··· THE DATA ···

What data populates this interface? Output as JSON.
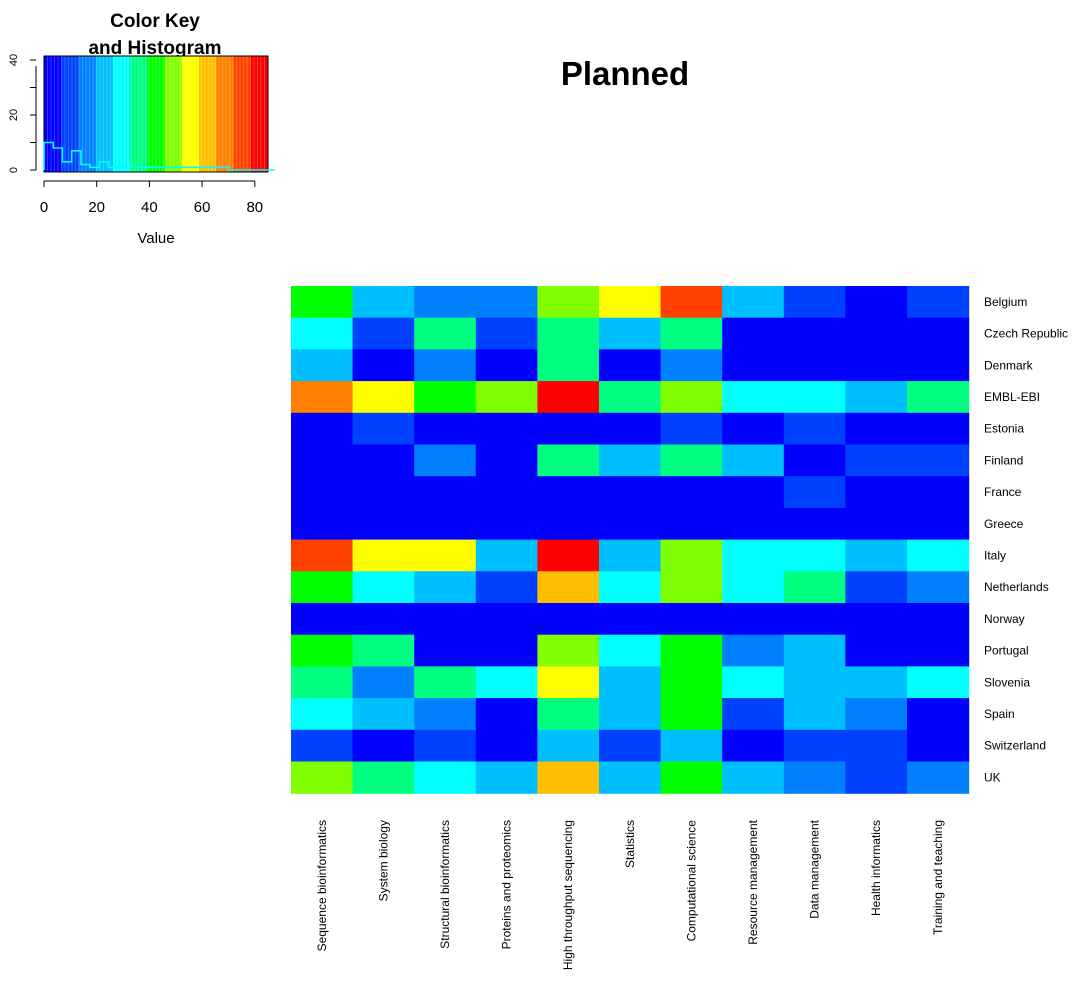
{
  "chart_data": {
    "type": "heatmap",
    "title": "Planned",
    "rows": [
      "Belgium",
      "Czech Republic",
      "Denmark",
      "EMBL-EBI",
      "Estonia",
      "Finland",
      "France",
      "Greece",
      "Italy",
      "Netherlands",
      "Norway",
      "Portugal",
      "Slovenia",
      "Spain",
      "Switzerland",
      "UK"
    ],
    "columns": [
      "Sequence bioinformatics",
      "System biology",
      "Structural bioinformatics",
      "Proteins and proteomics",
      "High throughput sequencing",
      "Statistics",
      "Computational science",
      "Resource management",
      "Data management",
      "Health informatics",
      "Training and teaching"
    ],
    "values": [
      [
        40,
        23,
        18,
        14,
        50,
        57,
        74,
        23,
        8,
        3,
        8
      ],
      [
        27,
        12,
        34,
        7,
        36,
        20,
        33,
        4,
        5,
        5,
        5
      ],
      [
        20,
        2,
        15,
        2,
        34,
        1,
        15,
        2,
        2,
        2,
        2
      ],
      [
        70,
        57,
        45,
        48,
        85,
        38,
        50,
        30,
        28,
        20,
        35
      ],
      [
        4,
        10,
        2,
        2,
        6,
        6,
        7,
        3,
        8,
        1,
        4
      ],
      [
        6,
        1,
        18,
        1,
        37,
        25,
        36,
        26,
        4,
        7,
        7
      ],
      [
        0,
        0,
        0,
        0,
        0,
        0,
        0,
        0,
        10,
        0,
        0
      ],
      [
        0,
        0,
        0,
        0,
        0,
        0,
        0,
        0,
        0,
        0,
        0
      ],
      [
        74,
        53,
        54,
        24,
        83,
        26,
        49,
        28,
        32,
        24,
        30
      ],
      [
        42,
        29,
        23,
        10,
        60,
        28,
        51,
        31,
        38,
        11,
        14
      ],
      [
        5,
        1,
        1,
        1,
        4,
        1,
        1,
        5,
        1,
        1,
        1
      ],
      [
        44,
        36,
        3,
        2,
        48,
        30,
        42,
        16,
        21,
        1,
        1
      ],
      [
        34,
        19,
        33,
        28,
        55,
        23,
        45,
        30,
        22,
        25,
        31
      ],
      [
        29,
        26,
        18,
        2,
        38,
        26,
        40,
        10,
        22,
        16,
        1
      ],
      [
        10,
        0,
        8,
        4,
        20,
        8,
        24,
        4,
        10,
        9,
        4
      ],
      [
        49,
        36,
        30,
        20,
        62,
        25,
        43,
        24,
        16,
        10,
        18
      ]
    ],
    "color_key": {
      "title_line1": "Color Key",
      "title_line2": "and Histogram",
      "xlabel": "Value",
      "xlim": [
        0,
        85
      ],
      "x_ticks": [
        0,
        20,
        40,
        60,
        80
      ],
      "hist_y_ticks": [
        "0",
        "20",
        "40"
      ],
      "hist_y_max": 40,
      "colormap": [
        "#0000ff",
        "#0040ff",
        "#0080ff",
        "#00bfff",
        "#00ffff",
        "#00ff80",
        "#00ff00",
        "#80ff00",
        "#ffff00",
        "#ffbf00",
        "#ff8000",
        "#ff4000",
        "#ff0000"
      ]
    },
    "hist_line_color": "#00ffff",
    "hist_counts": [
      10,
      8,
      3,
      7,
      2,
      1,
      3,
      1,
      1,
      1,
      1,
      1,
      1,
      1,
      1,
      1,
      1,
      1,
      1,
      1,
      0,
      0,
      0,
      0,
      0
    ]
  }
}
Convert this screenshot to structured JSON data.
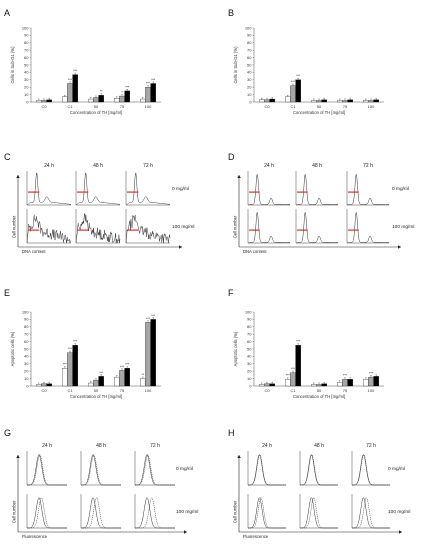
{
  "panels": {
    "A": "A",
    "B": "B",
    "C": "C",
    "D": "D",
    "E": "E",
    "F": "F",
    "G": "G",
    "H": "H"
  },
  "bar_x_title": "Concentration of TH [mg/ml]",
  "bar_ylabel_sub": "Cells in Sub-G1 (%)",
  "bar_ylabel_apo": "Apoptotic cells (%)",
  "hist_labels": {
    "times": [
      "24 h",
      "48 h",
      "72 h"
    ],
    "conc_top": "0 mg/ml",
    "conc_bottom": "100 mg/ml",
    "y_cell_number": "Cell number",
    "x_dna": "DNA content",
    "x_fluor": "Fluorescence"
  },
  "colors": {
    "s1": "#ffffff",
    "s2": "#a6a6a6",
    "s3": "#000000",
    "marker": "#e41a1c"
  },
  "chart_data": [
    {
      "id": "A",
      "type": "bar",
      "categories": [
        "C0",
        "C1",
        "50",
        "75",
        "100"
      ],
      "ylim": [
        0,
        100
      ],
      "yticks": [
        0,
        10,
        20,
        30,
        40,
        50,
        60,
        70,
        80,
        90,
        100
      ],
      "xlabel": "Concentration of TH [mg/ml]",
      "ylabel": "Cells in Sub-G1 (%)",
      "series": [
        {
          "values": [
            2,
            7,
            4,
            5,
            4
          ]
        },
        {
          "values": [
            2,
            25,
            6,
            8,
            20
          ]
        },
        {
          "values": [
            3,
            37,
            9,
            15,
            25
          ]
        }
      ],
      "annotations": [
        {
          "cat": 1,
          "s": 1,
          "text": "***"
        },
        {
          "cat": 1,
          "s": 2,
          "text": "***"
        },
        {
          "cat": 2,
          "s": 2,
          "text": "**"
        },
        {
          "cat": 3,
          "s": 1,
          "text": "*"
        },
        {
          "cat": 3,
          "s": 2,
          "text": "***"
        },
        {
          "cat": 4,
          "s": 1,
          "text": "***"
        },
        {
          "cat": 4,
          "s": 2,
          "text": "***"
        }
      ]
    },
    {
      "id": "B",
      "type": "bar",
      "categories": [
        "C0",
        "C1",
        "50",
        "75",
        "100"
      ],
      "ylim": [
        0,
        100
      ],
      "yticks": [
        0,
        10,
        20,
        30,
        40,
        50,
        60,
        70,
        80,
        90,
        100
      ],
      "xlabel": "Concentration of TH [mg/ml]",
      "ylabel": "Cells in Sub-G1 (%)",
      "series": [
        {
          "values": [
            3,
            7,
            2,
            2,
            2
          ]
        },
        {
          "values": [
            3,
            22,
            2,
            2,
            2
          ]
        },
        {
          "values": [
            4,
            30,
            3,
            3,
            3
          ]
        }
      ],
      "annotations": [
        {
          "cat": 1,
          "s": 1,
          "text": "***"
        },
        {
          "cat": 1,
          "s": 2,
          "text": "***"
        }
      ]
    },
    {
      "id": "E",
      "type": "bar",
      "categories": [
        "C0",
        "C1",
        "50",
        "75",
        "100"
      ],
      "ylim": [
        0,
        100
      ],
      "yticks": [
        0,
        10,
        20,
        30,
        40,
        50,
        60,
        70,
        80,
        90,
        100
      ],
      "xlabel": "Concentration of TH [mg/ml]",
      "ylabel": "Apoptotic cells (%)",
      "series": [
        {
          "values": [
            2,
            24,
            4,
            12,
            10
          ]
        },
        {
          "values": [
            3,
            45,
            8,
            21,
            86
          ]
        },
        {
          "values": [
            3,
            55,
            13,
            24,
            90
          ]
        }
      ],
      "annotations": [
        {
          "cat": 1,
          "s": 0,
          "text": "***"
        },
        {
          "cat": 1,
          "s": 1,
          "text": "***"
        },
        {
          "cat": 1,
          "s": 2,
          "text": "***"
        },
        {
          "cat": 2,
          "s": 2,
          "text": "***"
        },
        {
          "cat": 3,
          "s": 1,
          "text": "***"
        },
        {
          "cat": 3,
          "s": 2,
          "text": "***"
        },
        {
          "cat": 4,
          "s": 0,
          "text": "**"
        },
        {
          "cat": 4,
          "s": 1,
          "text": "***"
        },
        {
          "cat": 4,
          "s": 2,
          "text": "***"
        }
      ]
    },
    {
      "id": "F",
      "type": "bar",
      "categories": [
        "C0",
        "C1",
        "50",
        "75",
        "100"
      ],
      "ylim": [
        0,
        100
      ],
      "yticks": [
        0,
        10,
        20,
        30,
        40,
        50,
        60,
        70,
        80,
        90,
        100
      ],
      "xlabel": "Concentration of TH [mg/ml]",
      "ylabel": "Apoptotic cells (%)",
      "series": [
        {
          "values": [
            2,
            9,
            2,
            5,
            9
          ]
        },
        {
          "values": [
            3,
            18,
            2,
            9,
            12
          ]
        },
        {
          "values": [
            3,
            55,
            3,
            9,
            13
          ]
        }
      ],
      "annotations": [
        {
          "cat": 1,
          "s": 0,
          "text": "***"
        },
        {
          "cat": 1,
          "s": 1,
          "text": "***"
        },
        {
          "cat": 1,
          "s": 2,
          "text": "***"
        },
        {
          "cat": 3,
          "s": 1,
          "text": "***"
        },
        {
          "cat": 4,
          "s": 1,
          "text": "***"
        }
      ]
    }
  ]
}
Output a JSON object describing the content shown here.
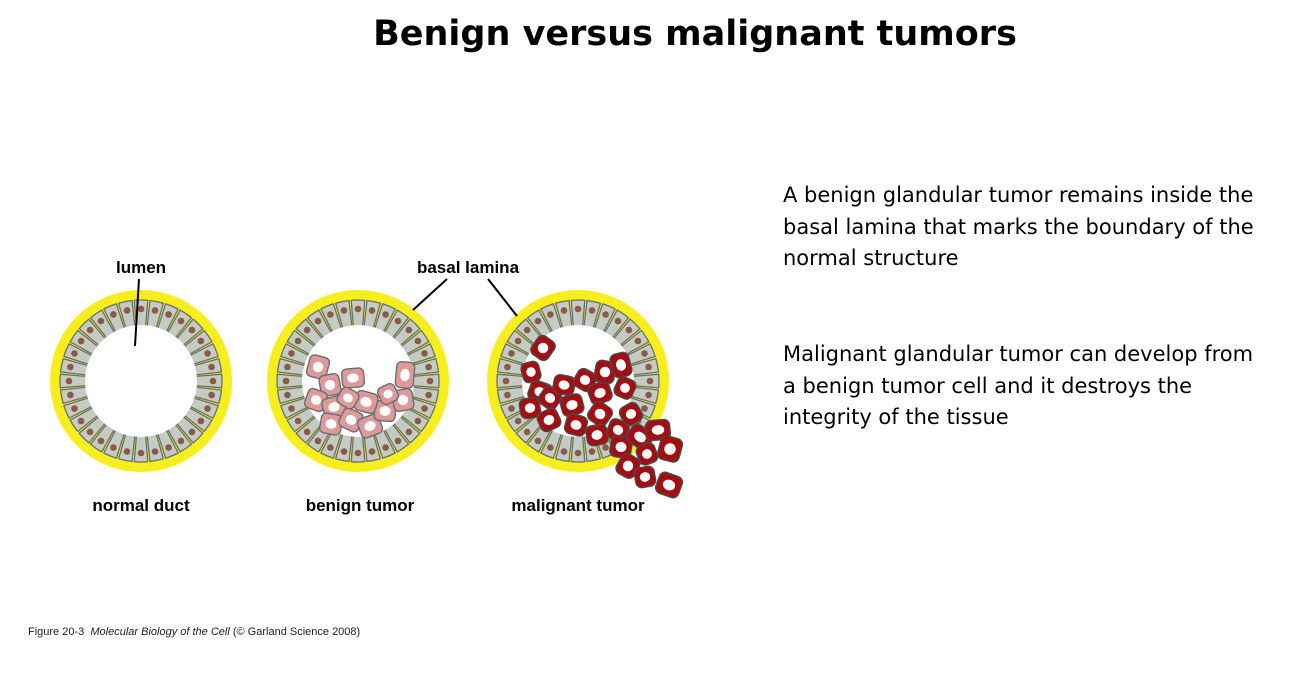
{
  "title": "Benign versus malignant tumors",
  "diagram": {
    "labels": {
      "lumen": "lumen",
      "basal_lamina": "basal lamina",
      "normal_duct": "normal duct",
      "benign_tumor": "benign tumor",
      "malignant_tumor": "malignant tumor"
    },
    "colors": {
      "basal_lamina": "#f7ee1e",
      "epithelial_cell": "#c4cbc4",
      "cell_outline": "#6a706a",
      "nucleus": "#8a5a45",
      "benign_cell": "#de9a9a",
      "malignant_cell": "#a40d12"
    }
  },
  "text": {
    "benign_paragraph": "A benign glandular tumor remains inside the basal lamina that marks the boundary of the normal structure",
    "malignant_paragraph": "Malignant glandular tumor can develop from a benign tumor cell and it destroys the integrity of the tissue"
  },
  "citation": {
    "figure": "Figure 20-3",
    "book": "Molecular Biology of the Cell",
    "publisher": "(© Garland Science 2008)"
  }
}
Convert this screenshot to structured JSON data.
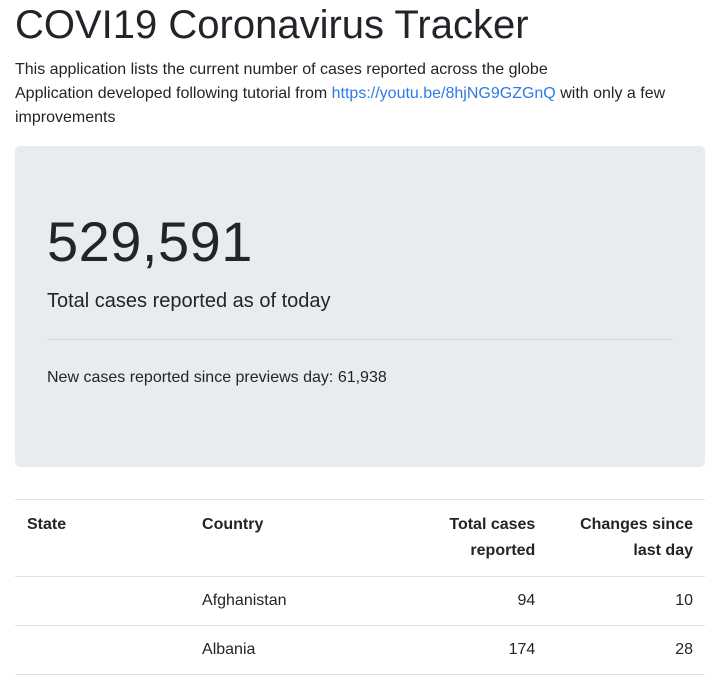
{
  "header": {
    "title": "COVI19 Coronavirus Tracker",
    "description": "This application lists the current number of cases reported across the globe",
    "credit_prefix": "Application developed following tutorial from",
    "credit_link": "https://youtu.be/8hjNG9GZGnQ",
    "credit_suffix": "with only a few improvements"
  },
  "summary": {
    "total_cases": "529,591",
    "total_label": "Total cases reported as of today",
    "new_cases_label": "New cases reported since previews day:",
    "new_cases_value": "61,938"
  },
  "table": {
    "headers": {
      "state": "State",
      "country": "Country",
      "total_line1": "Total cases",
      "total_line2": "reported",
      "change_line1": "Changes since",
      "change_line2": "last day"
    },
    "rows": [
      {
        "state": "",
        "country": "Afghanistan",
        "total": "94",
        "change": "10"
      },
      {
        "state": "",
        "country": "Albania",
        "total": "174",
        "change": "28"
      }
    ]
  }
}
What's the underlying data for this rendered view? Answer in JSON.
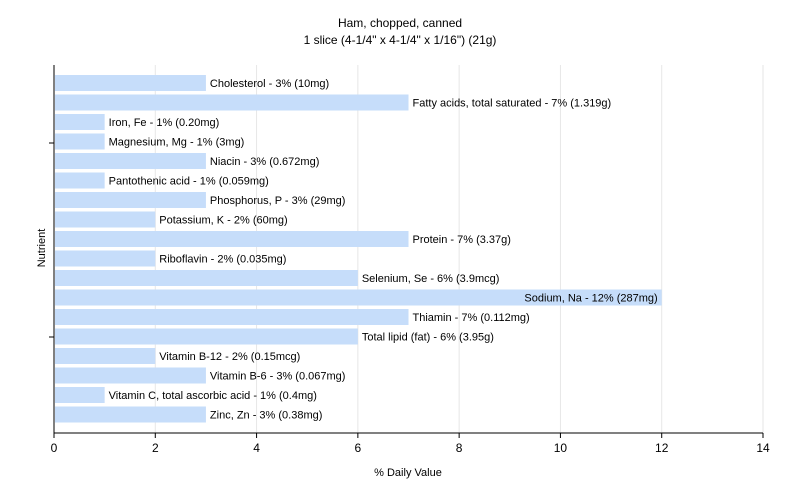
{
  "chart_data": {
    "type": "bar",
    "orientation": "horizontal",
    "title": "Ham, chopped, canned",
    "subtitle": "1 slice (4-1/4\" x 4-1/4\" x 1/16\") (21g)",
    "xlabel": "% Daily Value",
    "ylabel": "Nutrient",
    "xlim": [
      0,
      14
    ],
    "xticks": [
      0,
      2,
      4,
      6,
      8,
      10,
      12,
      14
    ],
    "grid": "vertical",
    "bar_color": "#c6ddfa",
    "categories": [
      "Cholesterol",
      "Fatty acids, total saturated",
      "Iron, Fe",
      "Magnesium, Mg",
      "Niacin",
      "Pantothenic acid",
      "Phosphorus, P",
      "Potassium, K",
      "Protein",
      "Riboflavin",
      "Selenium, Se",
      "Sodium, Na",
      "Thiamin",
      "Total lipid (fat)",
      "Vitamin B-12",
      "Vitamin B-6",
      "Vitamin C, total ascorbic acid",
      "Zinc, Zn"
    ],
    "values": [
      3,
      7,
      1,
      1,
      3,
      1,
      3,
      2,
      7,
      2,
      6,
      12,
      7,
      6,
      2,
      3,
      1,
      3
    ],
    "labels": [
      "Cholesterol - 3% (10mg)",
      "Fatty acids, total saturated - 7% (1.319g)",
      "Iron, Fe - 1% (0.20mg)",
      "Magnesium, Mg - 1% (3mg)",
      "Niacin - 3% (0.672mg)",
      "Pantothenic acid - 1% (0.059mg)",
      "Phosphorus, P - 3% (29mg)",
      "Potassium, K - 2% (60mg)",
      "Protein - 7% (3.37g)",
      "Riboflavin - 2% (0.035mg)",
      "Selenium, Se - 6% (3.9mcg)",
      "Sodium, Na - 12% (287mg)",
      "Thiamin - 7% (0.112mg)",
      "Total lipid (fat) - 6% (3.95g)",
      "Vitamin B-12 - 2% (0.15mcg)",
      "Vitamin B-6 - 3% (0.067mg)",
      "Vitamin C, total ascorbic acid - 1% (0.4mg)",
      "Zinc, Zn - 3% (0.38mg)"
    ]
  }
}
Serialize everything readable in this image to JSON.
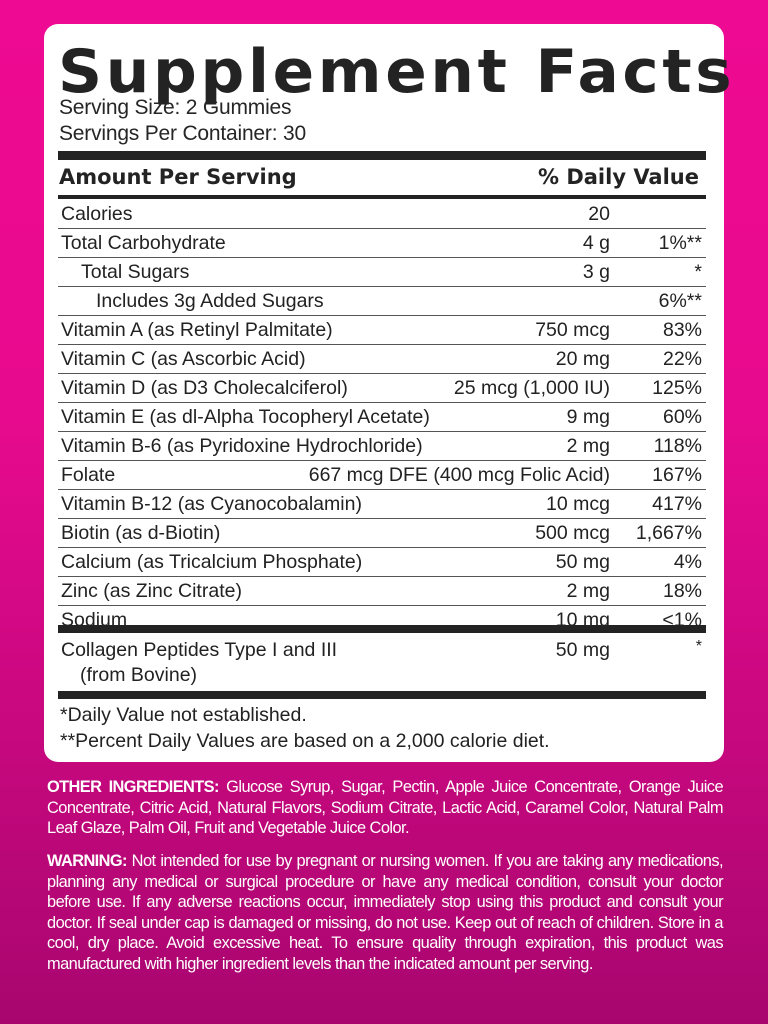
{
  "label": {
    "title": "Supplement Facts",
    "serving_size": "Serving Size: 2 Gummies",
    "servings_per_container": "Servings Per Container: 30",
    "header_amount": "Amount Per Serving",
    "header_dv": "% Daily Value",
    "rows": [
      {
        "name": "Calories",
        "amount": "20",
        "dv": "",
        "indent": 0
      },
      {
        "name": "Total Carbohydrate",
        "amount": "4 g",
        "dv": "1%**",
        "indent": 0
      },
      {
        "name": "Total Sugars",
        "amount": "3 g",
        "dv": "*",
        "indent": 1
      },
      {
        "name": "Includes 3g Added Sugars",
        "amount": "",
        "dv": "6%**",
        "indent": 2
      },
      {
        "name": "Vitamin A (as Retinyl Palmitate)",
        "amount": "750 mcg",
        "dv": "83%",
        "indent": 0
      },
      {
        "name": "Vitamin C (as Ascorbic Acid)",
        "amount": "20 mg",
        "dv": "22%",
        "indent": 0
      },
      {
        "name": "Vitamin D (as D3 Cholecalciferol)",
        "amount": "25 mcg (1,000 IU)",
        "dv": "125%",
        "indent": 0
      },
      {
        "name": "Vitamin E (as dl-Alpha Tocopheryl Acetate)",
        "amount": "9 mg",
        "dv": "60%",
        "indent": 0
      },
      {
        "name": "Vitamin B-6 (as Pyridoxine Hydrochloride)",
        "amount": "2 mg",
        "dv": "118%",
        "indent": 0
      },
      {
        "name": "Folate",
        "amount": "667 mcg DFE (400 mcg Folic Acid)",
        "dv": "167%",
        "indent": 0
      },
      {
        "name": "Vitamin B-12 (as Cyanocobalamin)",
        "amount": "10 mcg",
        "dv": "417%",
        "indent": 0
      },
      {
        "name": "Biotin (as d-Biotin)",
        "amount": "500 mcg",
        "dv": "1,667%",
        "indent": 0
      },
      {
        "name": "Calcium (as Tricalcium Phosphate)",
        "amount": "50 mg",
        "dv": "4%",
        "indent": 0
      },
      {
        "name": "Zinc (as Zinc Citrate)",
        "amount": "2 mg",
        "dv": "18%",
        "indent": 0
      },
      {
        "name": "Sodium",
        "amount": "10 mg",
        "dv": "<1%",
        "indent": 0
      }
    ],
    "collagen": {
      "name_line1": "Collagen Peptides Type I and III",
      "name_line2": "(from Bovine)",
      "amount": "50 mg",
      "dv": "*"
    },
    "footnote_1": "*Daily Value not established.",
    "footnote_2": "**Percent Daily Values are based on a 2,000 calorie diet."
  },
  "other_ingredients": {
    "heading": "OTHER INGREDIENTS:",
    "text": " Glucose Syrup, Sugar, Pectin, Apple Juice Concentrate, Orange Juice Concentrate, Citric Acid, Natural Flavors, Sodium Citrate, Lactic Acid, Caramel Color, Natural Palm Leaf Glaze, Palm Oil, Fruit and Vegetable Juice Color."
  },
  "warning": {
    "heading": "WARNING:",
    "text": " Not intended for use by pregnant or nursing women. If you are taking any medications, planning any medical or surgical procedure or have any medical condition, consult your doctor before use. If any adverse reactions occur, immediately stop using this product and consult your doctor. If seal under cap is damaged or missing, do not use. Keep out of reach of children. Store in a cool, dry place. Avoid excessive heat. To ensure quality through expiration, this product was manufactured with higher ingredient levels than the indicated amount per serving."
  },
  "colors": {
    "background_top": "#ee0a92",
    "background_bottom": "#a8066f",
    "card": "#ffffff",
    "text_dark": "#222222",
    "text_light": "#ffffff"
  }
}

···

WORK ORDER: Every line above that holds the word "normal" needs to be copied.

FINAL ANSWER:
      "normal_duct": "normal duct",
    "benign_paragraph": "A benign glandular tumor remains inside the basal lamina that marks the boundary of the normal structure",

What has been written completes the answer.